**What is asked:**
Repeat the material below word for word and leave out all pictures.

:: Record set ::

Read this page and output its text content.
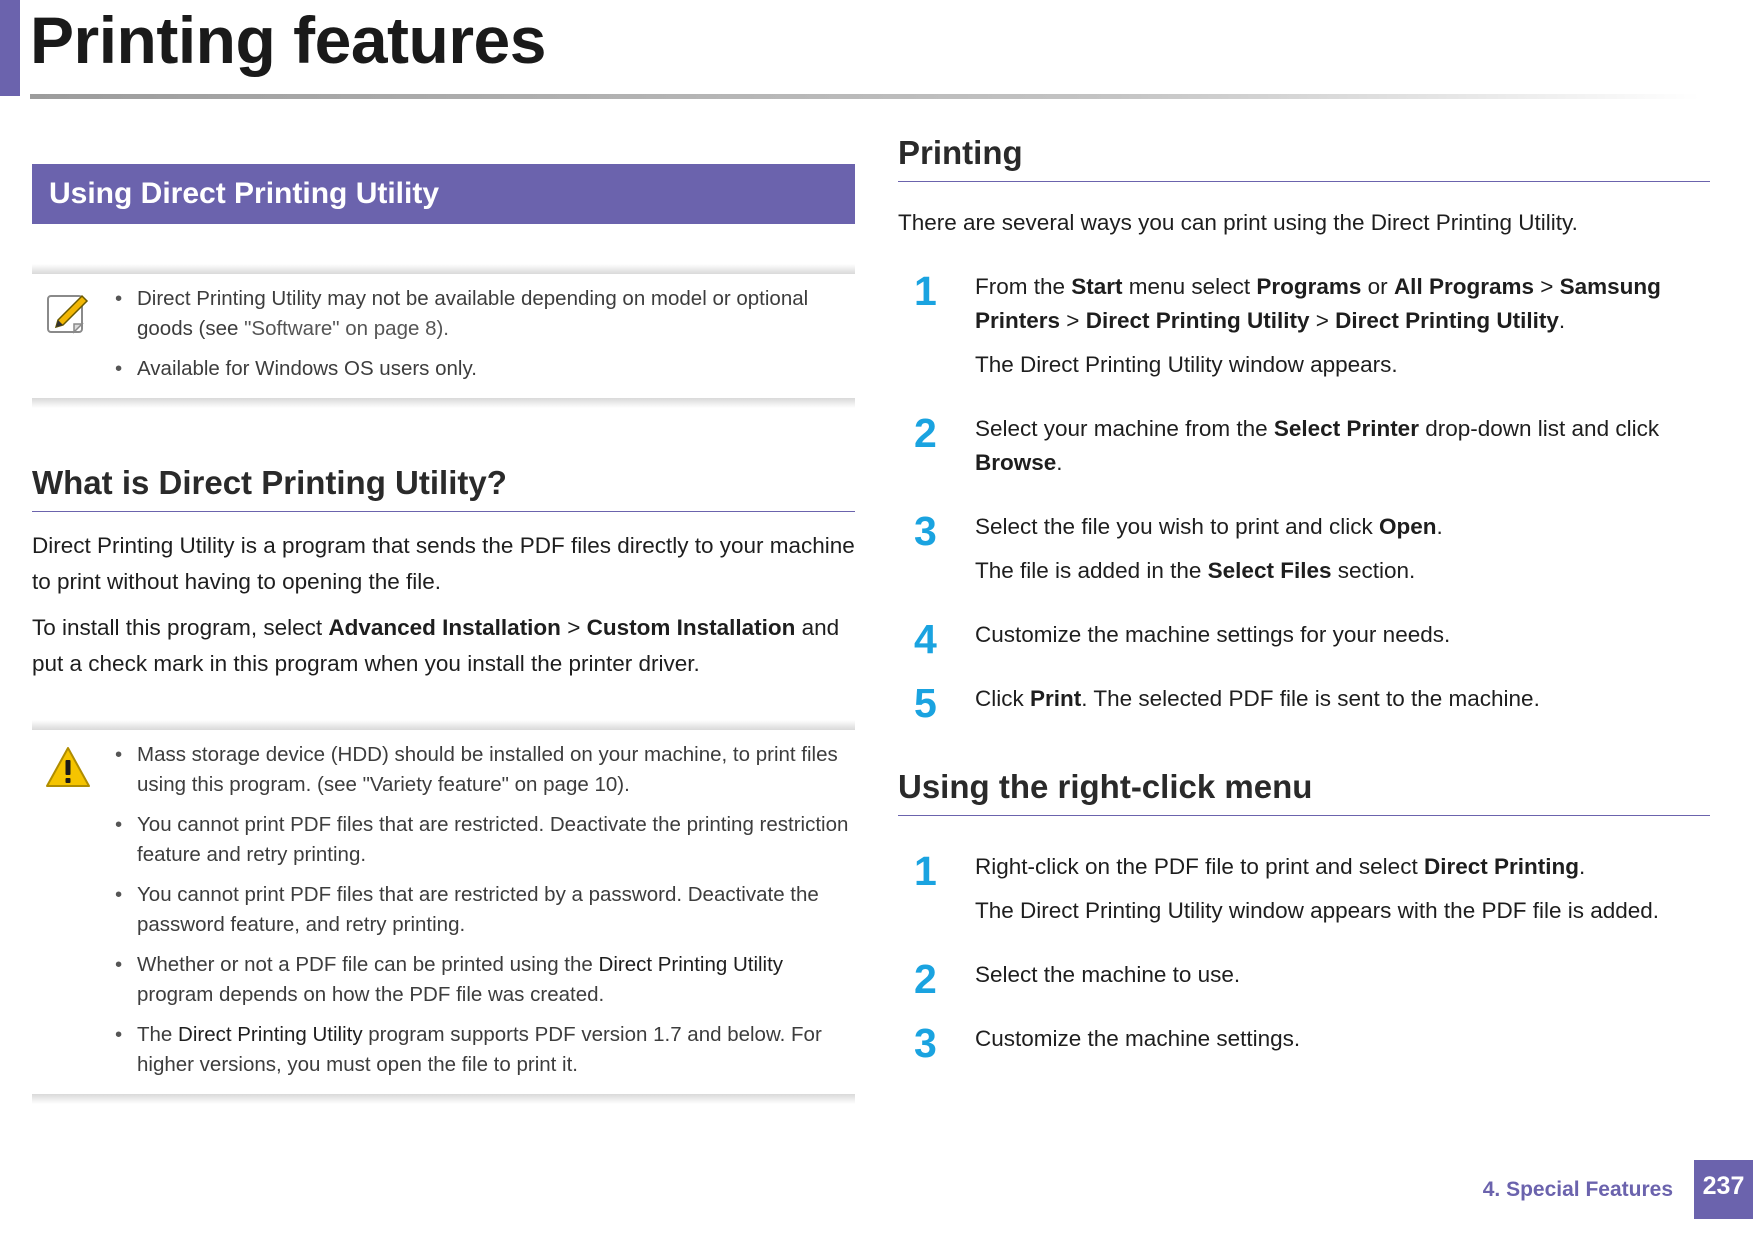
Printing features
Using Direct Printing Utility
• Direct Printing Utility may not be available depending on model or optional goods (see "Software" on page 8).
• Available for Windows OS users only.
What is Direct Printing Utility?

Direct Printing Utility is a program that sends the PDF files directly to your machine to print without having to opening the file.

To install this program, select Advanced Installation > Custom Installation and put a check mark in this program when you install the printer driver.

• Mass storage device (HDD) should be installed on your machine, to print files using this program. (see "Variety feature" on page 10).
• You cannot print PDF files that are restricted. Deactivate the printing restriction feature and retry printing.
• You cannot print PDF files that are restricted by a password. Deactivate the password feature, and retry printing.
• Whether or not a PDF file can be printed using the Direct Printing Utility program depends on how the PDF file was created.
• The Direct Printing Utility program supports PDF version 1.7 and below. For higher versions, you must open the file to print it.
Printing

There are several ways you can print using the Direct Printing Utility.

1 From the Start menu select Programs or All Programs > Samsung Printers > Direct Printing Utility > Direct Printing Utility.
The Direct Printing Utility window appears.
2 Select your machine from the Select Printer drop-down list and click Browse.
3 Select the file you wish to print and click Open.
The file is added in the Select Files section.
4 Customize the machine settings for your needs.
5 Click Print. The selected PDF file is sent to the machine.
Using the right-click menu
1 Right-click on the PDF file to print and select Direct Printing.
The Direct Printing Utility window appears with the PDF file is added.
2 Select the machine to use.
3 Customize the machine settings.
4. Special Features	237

:::

**Answer for this exercise:**
Read this page and output its text content.
Printing features
Using Direct Printing Utility
• Direct Printing Utility may not be available depending on model or optional goods (see "Software" on page 8).
• Available for Windows OS users only.
What is Direct Printing Utility?

Direct Printing Utility is a program that sends the PDF files directly to your machine to print without having to opening the file.

To install this program, select Advanced Installation > Custom Installation and put a check mark in this program when you install the printer driver.

• Mass storage device (HDD) should be installed on your machine, to print files using this program. (see "Variety feature" on page 10).
• You cannot print PDF files that are restricted. Deactivate the printing restriction feature and retry printing.
• You cannot print PDF files that are restricted by a password. Deactivate the password feature, and retry printing.
• Whether or not a PDF file can be printed using the Direct Printing Utility program depends on how the PDF file was created.
• The Direct Printing Utility program supports PDF version 1.7 and below. For higher versions, you must open the file to print it.
Printing

There are several ways you can print using the Direct Printing Utility.

1 From the Start menu select Programs or All Programs > Samsung Printers > Direct Printing Utility > Direct Printing Utility.
The Direct Printing Utility window appears.
2 Select your machine from the Select Printer drop-down list and click Browse.
3 Select the file you wish to print and click Open.
The file is added in the Select Files section.
4 Customize the machine settings for your needs.
5 Click Print. The selected PDF file is sent to the machine.
Using the right-click menu
1 Right-click on the PDF file to print and select Direct Printing.
The Direct Printing Utility window appears with the PDF file is added.
2 Select the machine to use.
3 Customize the machine settings.
4. Special Features	237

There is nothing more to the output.